Retype the full set of records. Keep every character identical.
+++ DATA SECTION +++
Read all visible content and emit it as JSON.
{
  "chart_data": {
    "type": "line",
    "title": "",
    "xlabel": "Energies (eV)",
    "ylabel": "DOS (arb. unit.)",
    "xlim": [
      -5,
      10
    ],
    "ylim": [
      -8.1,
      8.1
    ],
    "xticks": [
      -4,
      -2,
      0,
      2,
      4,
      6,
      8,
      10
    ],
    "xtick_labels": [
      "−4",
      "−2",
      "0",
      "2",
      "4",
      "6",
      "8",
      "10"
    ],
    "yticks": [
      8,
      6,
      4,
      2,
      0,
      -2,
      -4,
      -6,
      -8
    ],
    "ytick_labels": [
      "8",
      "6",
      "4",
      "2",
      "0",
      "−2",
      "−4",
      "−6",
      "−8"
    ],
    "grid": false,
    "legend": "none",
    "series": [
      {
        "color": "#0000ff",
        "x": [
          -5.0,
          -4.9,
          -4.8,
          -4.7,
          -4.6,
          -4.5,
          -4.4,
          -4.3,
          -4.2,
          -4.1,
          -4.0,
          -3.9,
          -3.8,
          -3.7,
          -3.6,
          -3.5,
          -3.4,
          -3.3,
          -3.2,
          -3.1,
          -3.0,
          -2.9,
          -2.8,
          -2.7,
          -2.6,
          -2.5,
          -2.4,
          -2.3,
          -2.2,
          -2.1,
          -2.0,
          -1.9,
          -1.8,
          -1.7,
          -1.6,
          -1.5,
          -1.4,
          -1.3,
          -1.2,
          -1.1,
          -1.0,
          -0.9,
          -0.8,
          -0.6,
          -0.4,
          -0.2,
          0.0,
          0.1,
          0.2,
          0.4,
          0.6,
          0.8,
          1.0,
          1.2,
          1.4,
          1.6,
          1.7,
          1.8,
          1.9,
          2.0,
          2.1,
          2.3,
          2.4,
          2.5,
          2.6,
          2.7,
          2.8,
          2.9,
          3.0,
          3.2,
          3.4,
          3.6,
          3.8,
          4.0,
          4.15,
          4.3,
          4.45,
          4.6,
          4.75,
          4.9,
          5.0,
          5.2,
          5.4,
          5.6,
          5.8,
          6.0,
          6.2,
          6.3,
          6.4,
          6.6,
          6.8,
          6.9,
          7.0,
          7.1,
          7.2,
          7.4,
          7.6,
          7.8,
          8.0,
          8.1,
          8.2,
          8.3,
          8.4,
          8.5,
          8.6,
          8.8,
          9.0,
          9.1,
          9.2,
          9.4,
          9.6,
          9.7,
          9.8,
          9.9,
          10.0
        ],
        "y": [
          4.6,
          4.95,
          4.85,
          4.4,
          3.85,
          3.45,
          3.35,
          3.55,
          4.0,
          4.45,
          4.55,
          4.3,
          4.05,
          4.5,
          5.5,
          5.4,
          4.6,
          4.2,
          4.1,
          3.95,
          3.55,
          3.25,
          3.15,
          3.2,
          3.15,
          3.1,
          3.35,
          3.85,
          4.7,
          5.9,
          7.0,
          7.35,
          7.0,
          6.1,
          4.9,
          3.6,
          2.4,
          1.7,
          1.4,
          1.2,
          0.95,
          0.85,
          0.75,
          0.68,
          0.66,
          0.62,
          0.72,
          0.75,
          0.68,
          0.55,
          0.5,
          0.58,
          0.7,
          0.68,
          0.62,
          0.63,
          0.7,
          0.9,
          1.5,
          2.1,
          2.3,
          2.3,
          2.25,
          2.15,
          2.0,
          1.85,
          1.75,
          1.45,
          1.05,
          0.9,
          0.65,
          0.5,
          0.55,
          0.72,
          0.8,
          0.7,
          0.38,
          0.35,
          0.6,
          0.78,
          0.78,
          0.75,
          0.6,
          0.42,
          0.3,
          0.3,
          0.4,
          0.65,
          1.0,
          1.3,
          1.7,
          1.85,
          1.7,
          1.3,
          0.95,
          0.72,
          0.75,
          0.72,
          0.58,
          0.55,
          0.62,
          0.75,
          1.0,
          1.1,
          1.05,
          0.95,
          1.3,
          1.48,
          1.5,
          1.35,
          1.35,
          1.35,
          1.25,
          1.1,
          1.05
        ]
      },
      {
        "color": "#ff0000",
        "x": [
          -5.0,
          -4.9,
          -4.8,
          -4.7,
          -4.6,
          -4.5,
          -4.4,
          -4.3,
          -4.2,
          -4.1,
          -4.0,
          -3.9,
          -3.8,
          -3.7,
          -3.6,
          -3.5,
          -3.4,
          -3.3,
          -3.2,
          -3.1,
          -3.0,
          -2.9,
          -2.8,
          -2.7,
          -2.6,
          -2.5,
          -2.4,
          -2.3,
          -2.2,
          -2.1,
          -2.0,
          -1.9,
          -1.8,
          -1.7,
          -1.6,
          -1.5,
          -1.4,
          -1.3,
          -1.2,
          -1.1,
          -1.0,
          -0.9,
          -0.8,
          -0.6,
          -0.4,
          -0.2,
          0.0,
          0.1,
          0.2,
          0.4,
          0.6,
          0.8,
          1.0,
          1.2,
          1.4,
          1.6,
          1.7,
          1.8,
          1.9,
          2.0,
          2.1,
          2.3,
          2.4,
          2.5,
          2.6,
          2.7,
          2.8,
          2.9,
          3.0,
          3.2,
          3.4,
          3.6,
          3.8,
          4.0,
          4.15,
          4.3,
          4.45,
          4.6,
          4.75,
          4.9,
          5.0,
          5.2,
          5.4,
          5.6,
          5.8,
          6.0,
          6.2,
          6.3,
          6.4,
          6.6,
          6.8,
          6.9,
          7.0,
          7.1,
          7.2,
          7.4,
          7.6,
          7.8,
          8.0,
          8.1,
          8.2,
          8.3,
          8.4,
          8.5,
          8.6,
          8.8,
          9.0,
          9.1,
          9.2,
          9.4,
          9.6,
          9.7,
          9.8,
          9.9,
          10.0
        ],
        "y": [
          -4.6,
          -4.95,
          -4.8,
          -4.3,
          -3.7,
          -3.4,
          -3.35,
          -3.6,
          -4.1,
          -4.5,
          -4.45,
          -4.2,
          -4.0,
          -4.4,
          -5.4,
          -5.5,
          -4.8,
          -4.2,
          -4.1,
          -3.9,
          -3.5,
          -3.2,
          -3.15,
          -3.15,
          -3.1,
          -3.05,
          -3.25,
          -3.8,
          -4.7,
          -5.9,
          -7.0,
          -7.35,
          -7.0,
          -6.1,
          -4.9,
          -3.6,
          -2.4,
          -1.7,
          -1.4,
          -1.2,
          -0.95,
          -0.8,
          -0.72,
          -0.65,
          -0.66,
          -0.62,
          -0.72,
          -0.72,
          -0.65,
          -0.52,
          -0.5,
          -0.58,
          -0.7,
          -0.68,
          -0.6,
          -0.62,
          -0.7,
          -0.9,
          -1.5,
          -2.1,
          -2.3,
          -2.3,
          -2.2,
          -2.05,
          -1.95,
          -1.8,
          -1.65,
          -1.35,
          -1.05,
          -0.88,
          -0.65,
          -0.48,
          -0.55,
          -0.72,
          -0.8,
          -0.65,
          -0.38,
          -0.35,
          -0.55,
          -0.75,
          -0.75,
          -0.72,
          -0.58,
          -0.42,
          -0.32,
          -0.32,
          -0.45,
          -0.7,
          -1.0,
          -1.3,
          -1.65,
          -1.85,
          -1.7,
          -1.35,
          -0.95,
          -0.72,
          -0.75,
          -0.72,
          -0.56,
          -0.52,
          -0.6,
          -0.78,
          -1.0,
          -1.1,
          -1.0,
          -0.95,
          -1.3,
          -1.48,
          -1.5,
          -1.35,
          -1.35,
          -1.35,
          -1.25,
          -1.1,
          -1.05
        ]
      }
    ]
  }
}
+++
# OUTPUT FOR THIS EXERCISE
Read all visible content and emit it as JSON.
{
  "chart_data": {
    "type": "line",
    "title": "",
    "xlabel": "Energies (eV)",
    "ylabel": "DOS (arb. unit.)",
    "xlim": [
      -5,
      10
    ],
    "ylim": [
      -8.1,
      8.1
    ],
    "xticks": [
      -4,
      -2,
      0,
      2,
      4,
      6,
      8,
      10
    ],
    "xtick_labels": [
      "−4",
      "−2",
      "0",
      "2",
      "4",
      "6",
      "8",
      "10"
    ],
    "yticks": [
      8,
      6,
      4,
      2,
      0,
      -2,
      -4,
      -6,
      -8
    ],
    "ytick_labels": [
      "8",
      "6",
      "4",
      "2",
      "0",
      "−2",
      "−4",
      "−6",
      "−8"
    ],
    "grid": false,
    "legend": "none",
    "series": [
      {
        "color": "#0000ff",
        "x": [
          -5.0,
          -4.9,
          -4.8,
          -4.7,
          -4.6,
          -4.5,
          -4.4,
          -4.3,
          -4.2,
          -4.1,
          -4.0,
          -3.9,
          -3.8,
          -3.7,
          -3.6,
          -3.5,
          -3.4,
          -3.3,
          -3.2,
          -3.1,
          -3.0,
          -2.9,
          -2.8,
          -2.7,
          -2.6,
          -2.5,
          -2.4,
          -2.3,
          -2.2,
          -2.1,
          -2.0,
          -1.9,
          -1.8,
          -1.7,
          -1.6,
          -1.5,
          -1.4,
          -1.3,
          -1.2,
          -1.1,
          -1.0,
          -0.9,
          -0.8,
          -0.6,
          -0.4,
          -0.2,
          0.0,
          0.1,
          0.2,
          0.4,
          0.6,
          0.8,
          1.0,
          1.2,
          1.4,
          1.6,
          1.7,
          1.8,
          1.9,
          2.0,
          2.1,
          2.3,
          2.4,
          2.5,
          2.6,
          2.7,
          2.8,
          2.9,
          3.0,
          3.2,
          3.4,
          3.6,
          3.8,
          4.0,
          4.15,
          4.3,
          4.45,
          4.6,
          4.75,
          4.9,
          5.0,
          5.2,
          5.4,
          5.6,
          5.8,
          6.0,
          6.2,
          6.3,
          6.4,
          6.6,
          6.8,
          6.9,
          7.0,
          7.1,
          7.2,
          7.4,
          7.6,
          7.8,
          8.0,
          8.1,
          8.2,
          8.3,
          8.4,
          8.5,
          8.6,
          8.8,
          9.0,
          9.1,
          9.2,
          9.4,
          9.6,
          9.7,
          9.8,
          9.9,
          10.0
        ],
        "y": [
          4.6,
          4.95,
          4.85,
          4.4,
          3.85,
          3.45,
          3.35,
          3.55,
          4.0,
          4.45,
          4.55,
          4.3,
          4.05,
          4.5,
          5.5,
          5.4,
          4.6,
          4.2,
          4.1,
          3.95,
          3.55,
          3.25,
          3.15,
          3.2,
          3.15,
          3.1,
          3.35,
          3.85,
          4.7,
          5.9,
          7.0,
          7.35,
          7.0,
          6.1,
          4.9,
          3.6,
          2.4,
          1.7,
          1.4,
          1.2,
          0.95,
          0.85,
          0.75,
          0.68,
          0.66,
          0.62,
          0.72,
          0.75,
          0.68,
          0.55,
          0.5,
          0.58,
          0.7,
          0.68,
          0.62,
          0.63,
          0.7,
          0.9,
          1.5,
          2.1,
          2.3,
          2.3,
          2.25,
          2.15,
          2.0,
          1.85,
          1.75,
          1.45,
          1.05,
          0.9,
          0.65,
          0.5,
          0.55,
          0.72,
          0.8,
          0.7,
          0.38,
          0.35,
          0.6,
          0.78,
          0.78,
          0.75,
          0.6,
          0.42,
          0.3,
          0.3,
          0.4,
          0.65,
          1.0,
          1.3,
          1.7,
          1.85,
          1.7,
          1.3,
          0.95,
          0.72,
          0.75,
          0.72,
          0.58,
          0.55,
          0.62,
          0.75,
          1.0,
          1.1,
          1.05,
          0.95,
          1.3,
          1.48,
          1.5,
          1.35,
          1.35,
          1.35,
          1.25,
          1.1,
          1.05
        ]
      },
      {
        "color": "#ff0000",
        "x": [
          -5.0,
          -4.9,
          -4.8,
          -4.7,
          -4.6,
          -4.5,
          -4.4,
          -4.3,
          -4.2,
          -4.1,
          -4.0,
          -3.9,
          -3.8,
          -3.7,
          -3.6,
          -3.5,
          -3.4,
          -3.3,
          -3.2,
          -3.1,
          -3.0,
          -2.9,
          -2.8,
          -2.7,
          -2.6,
          -2.5,
          -2.4,
          -2.3,
          -2.2,
          -2.1,
          -2.0,
          -1.9,
          -1.8,
          -1.7,
          -1.6,
          -1.5,
          -1.4,
          -1.3,
          -1.2,
          -1.1,
          -1.0,
          -0.9,
          -0.8,
          -0.6,
          -0.4,
          -0.2,
          0.0,
          0.1,
          0.2,
          0.4,
          0.6,
          0.8,
          1.0,
          1.2,
          1.4,
          1.6,
          1.7,
          1.8,
          1.9,
          2.0,
          2.1,
          2.3,
          2.4,
          2.5,
          2.6,
          2.7,
          2.8,
          2.9,
          3.0,
          3.2,
          3.4,
          3.6,
          3.8,
          4.0,
          4.15,
          4.3,
          4.45,
          4.6,
          4.75,
          4.9,
          5.0,
          5.2,
          5.4,
          5.6,
          5.8,
          6.0,
          6.2,
          6.3,
          6.4,
          6.6,
          6.8,
          6.9,
          7.0,
          7.1,
          7.2,
          7.4,
          7.6,
          7.8,
          8.0,
          8.1,
          8.2,
          8.3,
          8.4,
          8.5,
          8.6,
          8.8,
          9.0,
          9.1,
          9.2,
          9.4,
          9.6,
          9.7,
          9.8,
          9.9,
          10.0
        ],
        "y": [
          -4.6,
          -4.95,
          -4.8,
          -4.3,
          -3.7,
          -3.4,
          -3.35,
          -3.6,
          -4.1,
          -4.5,
          -4.45,
          -4.2,
          -4.0,
          -4.4,
          -5.4,
          -5.5,
          -4.8,
          -4.2,
          -4.1,
          -3.9,
          -3.5,
          -3.2,
          -3.15,
          -3.15,
          -3.1,
          -3.05,
          -3.25,
          -3.8,
          -4.7,
          -5.9,
          -7.0,
          -7.35,
          -7.0,
          -6.1,
          -4.9,
          -3.6,
          -2.4,
          -1.7,
          -1.4,
          -1.2,
          -0.95,
          -0.8,
          -0.72,
          -0.65,
          -0.66,
          -0.62,
          -0.72,
          -0.72,
          -0.65,
          -0.52,
          -0.5,
          -0.58,
          -0.7,
          -0.68,
          -0.6,
          -0.62,
          -0.7,
          -0.9,
          -1.5,
          -2.1,
          -2.3,
          -2.3,
          -2.2,
          -2.05,
          -1.95,
          -1.8,
          -1.65,
          -1.35,
          -1.05,
          -0.88,
          -0.65,
          -0.48,
          -0.55,
          -0.72,
          -0.8,
          -0.65,
          -0.38,
          -0.35,
          -0.55,
          -0.75,
          -0.75,
          -0.72,
          -0.58,
          -0.42,
          -0.32,
          -0.32,
          -0.45,
          -0.7,
          -1.0,
          -1.3,
          -1.65,
          -1.85,
          -1.7,
          -1.35,
          -0.95,
          -0.72,
          -0.75,
          -0.72,
          -0.56,
          -0.52,
          -0.6,
          -0.78,
          -1.0,
          -1.1,
          -1.0,
          -0.95,
          -1.3,
          -1.48,
          -1.5,
          -1.35,
          -1.35,
          -1.35,
          -1.25,
          -1.1,
          -1.05
        ]
      }
    ]
  }
}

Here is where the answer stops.